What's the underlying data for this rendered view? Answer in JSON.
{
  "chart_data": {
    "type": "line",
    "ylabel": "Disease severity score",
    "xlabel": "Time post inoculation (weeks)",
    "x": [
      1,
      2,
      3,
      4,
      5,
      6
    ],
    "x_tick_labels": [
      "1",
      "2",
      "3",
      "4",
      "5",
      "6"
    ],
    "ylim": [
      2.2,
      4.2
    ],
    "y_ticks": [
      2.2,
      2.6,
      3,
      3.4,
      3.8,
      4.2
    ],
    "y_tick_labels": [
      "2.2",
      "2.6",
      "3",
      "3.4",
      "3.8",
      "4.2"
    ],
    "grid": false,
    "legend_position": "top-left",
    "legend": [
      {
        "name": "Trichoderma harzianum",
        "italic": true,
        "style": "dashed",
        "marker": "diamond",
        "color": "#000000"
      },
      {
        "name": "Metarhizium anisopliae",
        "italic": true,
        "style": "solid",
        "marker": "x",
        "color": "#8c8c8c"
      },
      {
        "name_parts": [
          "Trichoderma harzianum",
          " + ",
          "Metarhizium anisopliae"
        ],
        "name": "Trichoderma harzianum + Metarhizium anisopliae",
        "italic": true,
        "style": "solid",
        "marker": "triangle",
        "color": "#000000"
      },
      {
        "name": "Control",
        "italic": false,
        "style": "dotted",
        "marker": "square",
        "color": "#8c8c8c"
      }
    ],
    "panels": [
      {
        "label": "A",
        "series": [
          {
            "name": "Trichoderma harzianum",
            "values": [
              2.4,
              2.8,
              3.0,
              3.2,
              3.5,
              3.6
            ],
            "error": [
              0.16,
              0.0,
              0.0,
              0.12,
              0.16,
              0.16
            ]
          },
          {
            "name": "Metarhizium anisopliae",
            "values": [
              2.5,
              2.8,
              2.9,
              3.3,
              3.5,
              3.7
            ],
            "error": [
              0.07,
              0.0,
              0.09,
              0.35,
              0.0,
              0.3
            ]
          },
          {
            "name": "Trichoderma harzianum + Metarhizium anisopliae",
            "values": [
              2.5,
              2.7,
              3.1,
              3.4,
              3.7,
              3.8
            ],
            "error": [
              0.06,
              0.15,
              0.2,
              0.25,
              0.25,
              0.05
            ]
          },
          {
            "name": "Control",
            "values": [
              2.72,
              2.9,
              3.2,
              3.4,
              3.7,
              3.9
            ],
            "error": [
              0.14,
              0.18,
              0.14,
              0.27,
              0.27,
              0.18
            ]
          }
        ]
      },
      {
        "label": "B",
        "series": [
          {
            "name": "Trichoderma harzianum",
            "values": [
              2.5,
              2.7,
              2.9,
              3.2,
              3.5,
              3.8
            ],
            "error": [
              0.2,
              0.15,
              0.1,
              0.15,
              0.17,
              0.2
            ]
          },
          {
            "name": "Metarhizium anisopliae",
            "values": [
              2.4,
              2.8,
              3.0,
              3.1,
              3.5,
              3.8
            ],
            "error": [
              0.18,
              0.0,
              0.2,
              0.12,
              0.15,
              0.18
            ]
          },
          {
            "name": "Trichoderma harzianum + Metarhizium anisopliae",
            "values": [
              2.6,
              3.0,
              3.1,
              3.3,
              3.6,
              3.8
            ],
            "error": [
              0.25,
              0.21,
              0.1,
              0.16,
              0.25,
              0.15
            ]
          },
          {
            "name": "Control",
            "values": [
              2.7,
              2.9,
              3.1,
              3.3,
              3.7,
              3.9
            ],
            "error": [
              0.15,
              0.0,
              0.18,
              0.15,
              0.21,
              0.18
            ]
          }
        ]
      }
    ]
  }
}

Exercise brief: From the data above, copy out every line with the string "style" in it.

Complete output:
        "style": "dashed",
        "style": "solid",
        "style": "solid",
        "style": "dotted",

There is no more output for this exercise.